**Challenge:** Restate each of the lines below word for word and drop every picture.

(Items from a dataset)
::::::
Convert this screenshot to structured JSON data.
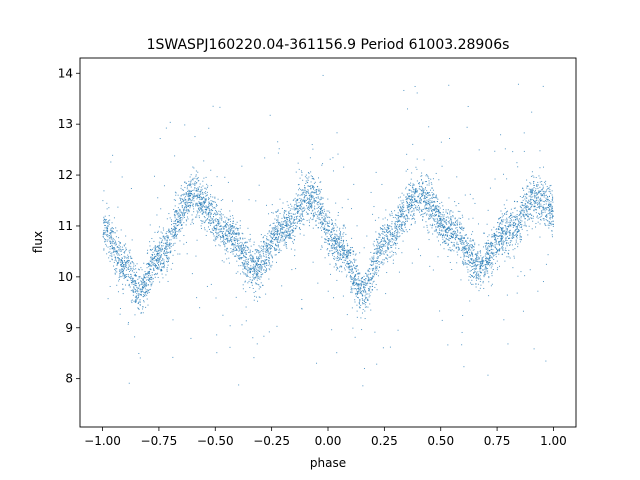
{
  "chart_data": {
    "type": "scatter",
    "title": "1SWASPJ160220.04-361156.9 Period 61003.28906s",
    "xlabel": "phase",
    "ylabel": "flux",
    "xlim": [
      -1.1,
      1.1
    ],
    "ylim": [
      7.05,
      14.3
    ],
    "xticks": [
      -1.0,
      -0.75,
      -0.5,
      -0.25,
      0.0,
      0.25,
      0.5,
      0.75,
      1.0
    ],
    "xtick_labels": [
      "−1.00",
      "−0.75",
      "−0.50",
      "−0.25",
      "0.00",
      "0.25",
      "0.50",
      "0.75",
      "1.00"
    ],
    "yticks": [
      8,
      9,
      10,
      11,
      12,
      13,
      14
    ],
    "ytick_labels": [
      "8",
      "9",
      "10",
      "11",
      "12",
      "13",
      "14"
    ],
    "grid": false,
    "marker_color": "#1f77b4",
    "series_profile": {
      "phase": [
        -1.0,
        -0.9,
        -0.84,
        -0.75,
        -0.6,
        -0.45,
        -0.33,
        -0.2,
        -0.08,
        0.05,
        0.16,
        0.25,
        0.4,
        0.55,
        0.67,
        0.8,
        0.92,
        1.0
      ],
      "flux": [
        11.0,
        10.2,
        9.7,
        10.4,
        11.6,
        10.9,
        10.2,
        10.9,
        11.6,
        10.6,
        9.7,
        10.7,
        11.6,
        10.9,
        10.2,
        10.9,
        11.5,
        11.3
      ],
      "scatter": 0.22
    }
  }
}
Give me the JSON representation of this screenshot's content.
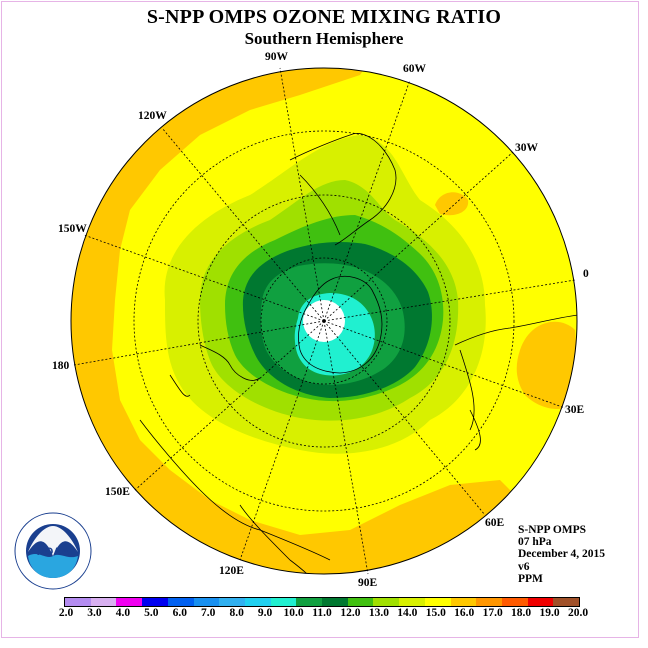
{
  "title": "S-NPP OMPS OZONE MIXING RATIO",
  "subtitle": "Southern Hemisphere",
  "longitude_labels": {
    "w90": "90W",
    "w60": "60W",
    "w30": "30W",
    "e0": "0",
    "e30": "30E",
    "e60": "60E",
    "e90": "90E",
    "e120": "120E",
    "e150": "150E",
    "e180": "180",
    "w150": "150W",
    "w120": "120W"
  },
  "info": {
    "instrument": "S-NPP OMPS",
    "level": "07 hPa",
    "date": "December 4, 2015",
    "version": "v6",
    "units": "PPM"
  },
  "colorbar": {
    "labels": [
      "2.0",
      "3.0",
      "4.0",
      "5.0",
      "6.0",
      "7.0",
      "8.0",
      "9.0",
      "10.0",
      "11.0",
      "12.0",
      "13.0",
      "14.0",
      "15.0",
      "16.0",
      "17.0",
      "18.0",
      "19.0",
      "20.0"
    ],
    "colors": [
      "#b48cf0",
      "#d8b0f0",
      "#f000f0",
      "#0000f0",
      "#0060f0",
      "#1890f0",
      "#30b0f0",
      "#20d0f0",
      "#20f0d0",
      "#10a040",
      "#007830",
      "#40c010",
      "#a0e000",
      "#d8f000",
      "#ffff00",
      "#ffc800",
      "#ff9600",
      "#ff5a00",
      "#f00000",
      "#a05028"
    ]
  },
  "logo_text": "NOAA",
  "logo_ring_text": "NATIONAL OCEANIC AND ATMOSPHERIC ADMINISTRATION · U.S. DEPARTMENT OF COMMERCE"
}
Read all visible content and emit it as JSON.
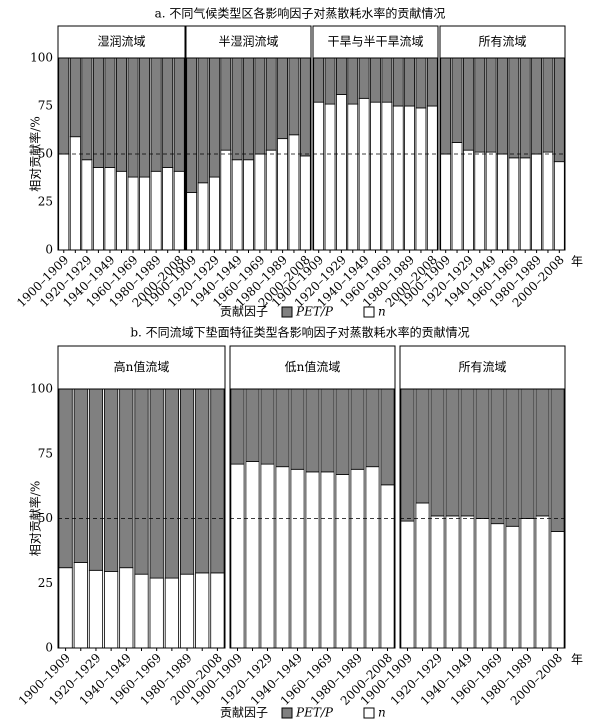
::::::
**Answer for this exercise:**
Convert this screenshot to structured JSON data.
{
  "chart_data": {
    "type": "scatter",
    "title": "1SWASPJ160220.04-361156.9 Period 61003.28906s",
    "xlabel": "phase",
    "ylabel": "flux",
    "xlim": [
      -1.1,
      1.1
    ],
    "ylim": [
      7.05,
      14.3
    ],
    "xticks": [
      -1.0,
      -0.75,
      -0.5,
      -0.25,
      0.0,
      0.25,
      0.5,
      0.75,
      1.0
    ],
    "xtick_labels": [
      "−1.00",
      "−0.75",
      "−0.50",
      "−0.25",
      "0.00",
      "0.25",
      "0.50",
      "0.75",
      "1.00"
    ],
    "yticks": [
      8,
      9,
      10,
      11,
      12,
      13,
      14
    ],
    "ytick_labels": [
      "8",
      "9",
      "10",
      "11",
      "12",
      "13",
      "14"
    ],
    "grid": false,
    "marker_color": "#1f77b4",
    "series_profile": {
      "phase": [
        -1.0,
        -0.9,
        -0.84,
        -0.75,
        -0.6,
        -0.45,
        -0.33,
        -0.2,
        -0.08,
        0.05,
        0.16,
        0.25,
        0.4,
        0.55,
        0.67,
        0.8,
        0.92,
        1.0
      ],
      "flux": [
        11.0,
        10.2,
        9.7,
        10.4,
        11.6,
        10.9,
        10.2,
        10.9,
        11.6,
        10.6,
        9.7,
        10.7,
        11.6,
        10.9,
        10.2,
        10.9,
        11.5,
        11.3
      ],
      "scatter": 0.22
    }
  }
}
Give me the JSON representation of this screenshot's content.
{
  "title": "S-NPP OMPS OZONE MIXING RATIO",
  "subtitle": "Southern Hemisphere",
  "longitude_labels": {
    "w90": "90W",
    "w60": "60W",
    "w30": "30W",
    "e0": "0",
    "e30": "30E",
    "e60": "60E",
    "e90": "90E",
    "e120": "120E",
    "e150": "150E",
    "e180": "180",
    "w150": "150W",
    "w120": "120W"
  },
  "info": {
    "instrument": "S-NPP OMPS",
    "level": "07 hPa",
    "date": "December 4, 2015",
    "version": "v6",
    "units": "PPM"
  },
  "colorbar": {
    "labels": [
      "2.0",
      "3.0",
      "4.0",
      "5.0",
      "6.0",
      "7.0",
      "8.0",
      "9.0",
      "10.0",
      "11.0",
      "12.0",
      "13.0",
      "14.0",
      "15.0",
      "16.0",
      "17.0",
      "18.0",
      "19.0",
      "20.0"
    ],
    "colors": [
      "#b48cf0",
      "#d8b0f0",
      "#f000f0",
      "#0000f0",
      "#0060f0",
      "#1890f0",
      "#30b0f0",
      "#20d0f0",
      "#20f0d0",
      "#10a040",
      "#007830",
      "#40c010",
      "#a0e000",
      "#d8f000",
      "#ffff00",
      "#ffc800",
      "#ff9600",
      "#ff5a00",
      "#f00000",
      "#a05028"
    ]
  },
  "logo_text": "NOAA",
  "logo_ring_text": "NATIONAL OCEANIC AND ATMOSPHERIC ADMINISTRATION · U.S. DEPARTMENT OF COMMERCE"
}
Read all visible content and emit it as JSON.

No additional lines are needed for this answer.